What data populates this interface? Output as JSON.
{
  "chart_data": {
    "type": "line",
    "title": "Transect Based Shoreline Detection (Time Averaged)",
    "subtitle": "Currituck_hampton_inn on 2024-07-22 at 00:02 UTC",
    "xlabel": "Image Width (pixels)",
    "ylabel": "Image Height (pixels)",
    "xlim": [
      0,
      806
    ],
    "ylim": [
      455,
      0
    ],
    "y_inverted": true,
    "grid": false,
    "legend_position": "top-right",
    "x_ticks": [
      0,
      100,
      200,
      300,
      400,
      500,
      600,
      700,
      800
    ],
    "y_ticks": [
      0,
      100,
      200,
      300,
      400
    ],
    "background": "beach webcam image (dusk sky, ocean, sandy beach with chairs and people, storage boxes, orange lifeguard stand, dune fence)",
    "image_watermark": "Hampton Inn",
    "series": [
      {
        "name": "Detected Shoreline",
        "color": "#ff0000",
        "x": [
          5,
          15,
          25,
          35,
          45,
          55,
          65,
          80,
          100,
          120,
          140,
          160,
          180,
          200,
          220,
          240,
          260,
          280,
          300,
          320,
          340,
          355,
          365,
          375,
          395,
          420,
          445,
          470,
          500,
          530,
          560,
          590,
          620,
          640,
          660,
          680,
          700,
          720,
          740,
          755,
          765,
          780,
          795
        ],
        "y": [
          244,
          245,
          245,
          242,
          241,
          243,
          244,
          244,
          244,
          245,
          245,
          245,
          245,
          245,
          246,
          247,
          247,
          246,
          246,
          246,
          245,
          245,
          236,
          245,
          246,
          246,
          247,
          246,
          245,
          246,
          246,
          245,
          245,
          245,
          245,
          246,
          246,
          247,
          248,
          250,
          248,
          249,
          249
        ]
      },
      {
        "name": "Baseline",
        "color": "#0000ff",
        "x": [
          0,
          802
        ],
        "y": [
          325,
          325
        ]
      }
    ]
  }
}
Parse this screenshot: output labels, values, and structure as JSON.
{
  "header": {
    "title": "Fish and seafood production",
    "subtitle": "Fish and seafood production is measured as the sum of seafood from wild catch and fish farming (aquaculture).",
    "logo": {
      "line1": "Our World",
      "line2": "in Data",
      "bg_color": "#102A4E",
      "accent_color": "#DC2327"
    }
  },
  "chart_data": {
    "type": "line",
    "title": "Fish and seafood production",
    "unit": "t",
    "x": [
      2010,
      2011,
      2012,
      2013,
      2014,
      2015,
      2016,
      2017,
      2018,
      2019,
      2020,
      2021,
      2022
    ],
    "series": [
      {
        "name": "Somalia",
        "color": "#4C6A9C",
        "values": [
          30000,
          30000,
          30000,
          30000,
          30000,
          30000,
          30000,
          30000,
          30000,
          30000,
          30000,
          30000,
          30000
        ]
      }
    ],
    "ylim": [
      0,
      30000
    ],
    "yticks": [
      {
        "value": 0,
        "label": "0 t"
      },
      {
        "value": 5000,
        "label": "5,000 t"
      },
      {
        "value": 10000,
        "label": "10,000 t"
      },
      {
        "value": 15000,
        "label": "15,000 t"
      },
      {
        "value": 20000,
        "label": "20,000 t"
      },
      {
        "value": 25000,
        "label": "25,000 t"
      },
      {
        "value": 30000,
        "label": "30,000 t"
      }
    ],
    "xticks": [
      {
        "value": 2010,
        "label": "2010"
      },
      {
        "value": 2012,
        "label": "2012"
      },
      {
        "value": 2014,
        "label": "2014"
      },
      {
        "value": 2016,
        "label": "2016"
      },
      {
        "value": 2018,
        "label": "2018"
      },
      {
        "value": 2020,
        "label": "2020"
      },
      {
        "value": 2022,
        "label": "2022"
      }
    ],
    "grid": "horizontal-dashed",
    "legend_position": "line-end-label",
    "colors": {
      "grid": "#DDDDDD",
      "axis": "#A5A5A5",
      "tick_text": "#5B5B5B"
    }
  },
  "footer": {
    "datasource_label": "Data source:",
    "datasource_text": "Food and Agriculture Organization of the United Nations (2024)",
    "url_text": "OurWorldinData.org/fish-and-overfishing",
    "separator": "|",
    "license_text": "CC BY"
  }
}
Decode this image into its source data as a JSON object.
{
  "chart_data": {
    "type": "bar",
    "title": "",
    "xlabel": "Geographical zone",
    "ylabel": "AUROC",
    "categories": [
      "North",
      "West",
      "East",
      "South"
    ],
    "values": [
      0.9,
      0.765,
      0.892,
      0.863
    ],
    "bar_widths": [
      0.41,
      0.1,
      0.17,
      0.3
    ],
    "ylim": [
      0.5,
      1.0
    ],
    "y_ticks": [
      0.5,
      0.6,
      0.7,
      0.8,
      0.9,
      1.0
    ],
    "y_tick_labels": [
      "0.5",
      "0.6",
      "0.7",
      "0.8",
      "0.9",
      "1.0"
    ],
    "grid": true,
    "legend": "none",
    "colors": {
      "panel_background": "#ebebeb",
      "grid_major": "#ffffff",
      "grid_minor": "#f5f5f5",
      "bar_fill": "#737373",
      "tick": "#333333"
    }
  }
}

########################################

#### Work to be completed
Go through the records above and set each one down exactly, please.

#### Solution below
What data populates this interface? Output as JSON.
{
  "chart_data": {
    "type": "line",
    "title": "Transect Based Shoreline Detection (Time Averaged)",
    "subtitle": "Currituck_hampton_inn on 2024-07-22 at 00:02 UTC",
    "xlabel": "Image Width (pixels)",
    "ylabel": "Image Height (pixels)",
    "xlim": [
      0,
      806
    ],
    "ylim": [
      455,
      0
    ],
    "y_inverted": true,
    "grid": false,
    "legend_position": "top-right",
    "x_ticks": [
      0,
      100,
      200,
      300,
      400,
      500,
      600,
      700,
      800
    ],
    "y_ticks": [
      0,
      100,
      200,
      300,
      400
    ],
    "background": "beach webcam image (dusk sky, ocean, sandy beach with chairs and people, storage boxes, orange lifeguard stand, dune fence)",
    "image_watermark": "Hampton Inn",
    "series": [
      {
        "name": "Detected Shoreline",
        "color": "#ff0000",
        "x": [
          5,
          15,
          25,
          35,
          45,
          55,
          65,
          80,
          100,
          120,
          140,
          160,
          180,
          200,
          220,
          240,
          260,
          280,
          300,
          320,
          340,
          355,
          365,
          375,
          395,
          420,
          445,
          470,
          500,
          530,
          560,
          590,
          620,
          640,
          660,
          680,
          700,
          720,
          740,
          755,
          765,
          780,
          795
        ],
        "y": [
          244,
          245,
          245,
          242,
          241,
          243,
          244,
          244,
          244,
          245,
          245,
          245,
          245,
          245,
          246,
          247,
          247,
          246,
          246,
          246,
          245,
          245,
          236,
          245,
          246,
          246,
          247,
          246,
          245,
          246,
          246,
          245,
          245,
          245,
          245,
          246,
          246,
          247,
          248,
          250,
          248,
          249,
          249
        ]
      },
      {
        "name": "Baseline",
        "color": "#0000ff",
        "x": [
          0,
          802
        ],
        "y": [
          325,
          325
        ]
      }
    ]
  }
}
Parse this screenshot: output labels, values, and structure as JSON.
{
  "header": {
    "title": "Fish and seafood production",
    "subtitle": "Fish and seafood production is measured as the sum of seafood from wild catch and fish farming (aquaculture).",
    "logo": {
      "line1": "Our World",
      "line2": "in Data",
      "bg_color": "#102A4E",
      "accent_color": "#DC2327"
    }
  },
  "chart_data": {
    "type": "line",
    "title": "Fish and seafood production",
    "unit": "t",
    "x": [
      2010,
      2011,
      2012,
      2013,
      2014,
      2015,
      2016,
      2017,
      2018,
      2019,
      2020,
      2021,
      2022
    ],
    "series": [
      {
        "name": "Somalia",
        "color": "#4C6A9C",
        "values": [
          30000,
          30000,
          30000,
          30000,
          30000,
          30000,
          30000,
          30000,
          30000,
          30000,
          30000,
          30000,
          30000
        ]
      }
    ],
    "ylim": [
      0,
      30000
    ],
    "yticks": [
      {
        "value": 0,
        "label": "0 t"
      },
      {
        "value": 5000,
        "label": "5,000 t"
      },
      {
        "value": 10000,
        "label": "10,000 t"
      },
      {
        "value": 15000,
        "label": "15,000 t"
      },
      {
        "value": 20000,
        "label": "20,000 t"
      },
      {
        "value": 25000,
        "label": "25,000 t"
      },
      {
        "value": 30000,
        "label": "30,000 t"
      }
    ],
    "xticks": [
      {
        "value": 2010,
        "label": "2010"
      },
      {
        "value": 2012,
        "label": "2012"
      },
      {
        "value": 2014,
        "label": "2014"
      },
      {
        "value": 2016,
        "label": "2016"
      },
      {
        "value": 2018,
        "label": "2018"
      },
      {
        "value": 2020,
        "label": "2020"
      },
      {
        "value": 2022,
        "label": "2022"
      }
    ],
    "grid": "horizontal-dashed",
    "legend_position": "line-end-label",
    "colors": {
      "grid": "#DDDDDD",
      "axis": "#A5A5A5",
      "tick_text": "#5B5B5B"
    }
  },
  "footer": {
    "datasource_label": "Data source:",
    "datasource_text": "Food and Agriculture Organization of the United Nations (2024)",
    "url_text": "OurWorldinData.org/fish-and-overfishing",
    "separator": "|",
    "license_text": "CC BY"
  }
}
Decode this image into its source data as a JSON object.
{
  "chart_data": {
    "type": "bar",
    "title": "",
    "xlabel": "Geographical zone",
    "ylabel": "AUROC",
    "categories": [
      "North",
      "West",
      "East",
      "South"
    ],
    "values": [
      0.9,
      0.765,
      0.892,
      0.863
    ],
    "bar_widths": [
      0.41,
      0.1,
      0.17,
      0.3
    ],
    "ylim": [
      0.5,
      1.0
    ],
    "y_ticks": [
      0.5,
      0.6,
      0.7,
      0.8,
      0.9,
      1.0
    ],
    "y_tick_labels": [
      "0.5",
      "0.6",
      "0.7",
      "0.8",
      "0.9",
      "1.0"
    ],
    "grid": true,
    "legend": "none",
    "colors": {
      "panel_background": "#ebebeb",
      "grid_major": "#ffffff",
      "grid_minor": "#f5f5f5",
      "bar_fill": "#737373",
      "tick": "#333333"
    }
  }
}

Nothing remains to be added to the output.